Set problem
Wherever a line holds the string "niveles", copy that line.
* begin *
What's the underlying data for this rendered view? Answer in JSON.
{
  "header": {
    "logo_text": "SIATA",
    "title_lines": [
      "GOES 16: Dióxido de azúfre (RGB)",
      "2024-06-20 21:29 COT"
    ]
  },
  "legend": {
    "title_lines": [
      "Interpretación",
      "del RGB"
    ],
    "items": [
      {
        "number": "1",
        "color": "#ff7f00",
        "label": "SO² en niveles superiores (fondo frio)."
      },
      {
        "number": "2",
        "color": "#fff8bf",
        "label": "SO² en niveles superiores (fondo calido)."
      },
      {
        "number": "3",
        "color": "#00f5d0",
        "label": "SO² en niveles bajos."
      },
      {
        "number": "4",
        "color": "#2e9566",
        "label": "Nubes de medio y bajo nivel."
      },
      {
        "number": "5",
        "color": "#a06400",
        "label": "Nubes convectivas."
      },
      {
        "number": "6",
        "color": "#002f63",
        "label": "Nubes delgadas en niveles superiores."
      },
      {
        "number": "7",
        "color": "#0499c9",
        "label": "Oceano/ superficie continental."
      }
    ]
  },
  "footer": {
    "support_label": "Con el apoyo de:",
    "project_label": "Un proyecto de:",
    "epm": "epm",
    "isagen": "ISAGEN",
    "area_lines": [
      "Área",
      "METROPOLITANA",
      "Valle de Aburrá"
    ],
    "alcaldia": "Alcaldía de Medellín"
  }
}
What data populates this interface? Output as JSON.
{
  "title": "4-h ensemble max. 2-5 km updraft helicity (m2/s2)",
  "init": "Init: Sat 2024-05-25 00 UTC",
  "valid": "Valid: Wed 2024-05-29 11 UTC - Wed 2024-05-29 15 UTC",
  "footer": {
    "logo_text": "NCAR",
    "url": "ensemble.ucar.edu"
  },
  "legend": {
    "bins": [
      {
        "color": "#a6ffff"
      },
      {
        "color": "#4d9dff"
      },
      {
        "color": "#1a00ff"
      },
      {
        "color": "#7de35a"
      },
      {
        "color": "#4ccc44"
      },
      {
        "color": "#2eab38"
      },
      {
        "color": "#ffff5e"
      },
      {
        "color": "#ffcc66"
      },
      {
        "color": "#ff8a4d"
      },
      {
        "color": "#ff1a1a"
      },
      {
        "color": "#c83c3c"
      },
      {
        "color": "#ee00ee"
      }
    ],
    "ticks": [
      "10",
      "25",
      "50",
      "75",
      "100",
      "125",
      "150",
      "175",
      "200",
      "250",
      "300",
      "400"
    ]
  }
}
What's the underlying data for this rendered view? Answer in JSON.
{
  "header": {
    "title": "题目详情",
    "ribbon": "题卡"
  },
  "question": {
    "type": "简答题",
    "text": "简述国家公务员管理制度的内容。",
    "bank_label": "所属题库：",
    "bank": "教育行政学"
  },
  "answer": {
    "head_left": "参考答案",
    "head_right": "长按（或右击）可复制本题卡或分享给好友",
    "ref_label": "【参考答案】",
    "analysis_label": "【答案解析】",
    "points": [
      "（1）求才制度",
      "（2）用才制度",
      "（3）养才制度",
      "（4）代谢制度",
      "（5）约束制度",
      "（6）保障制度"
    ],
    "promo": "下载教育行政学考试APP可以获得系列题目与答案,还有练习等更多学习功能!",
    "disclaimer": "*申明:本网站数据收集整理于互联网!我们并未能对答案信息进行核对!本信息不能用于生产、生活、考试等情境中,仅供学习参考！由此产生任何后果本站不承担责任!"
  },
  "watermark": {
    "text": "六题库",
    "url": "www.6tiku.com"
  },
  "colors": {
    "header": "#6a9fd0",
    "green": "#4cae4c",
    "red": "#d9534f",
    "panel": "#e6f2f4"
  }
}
* end *
Final result
        "label": "SO² en niveles superiores (fondo frio)."
        "label": "SO² en niveles superiores (fondo calido)."
        "label": "SO² en niveles bajos."
        "label": "Nubes delgadas en niveles superiores."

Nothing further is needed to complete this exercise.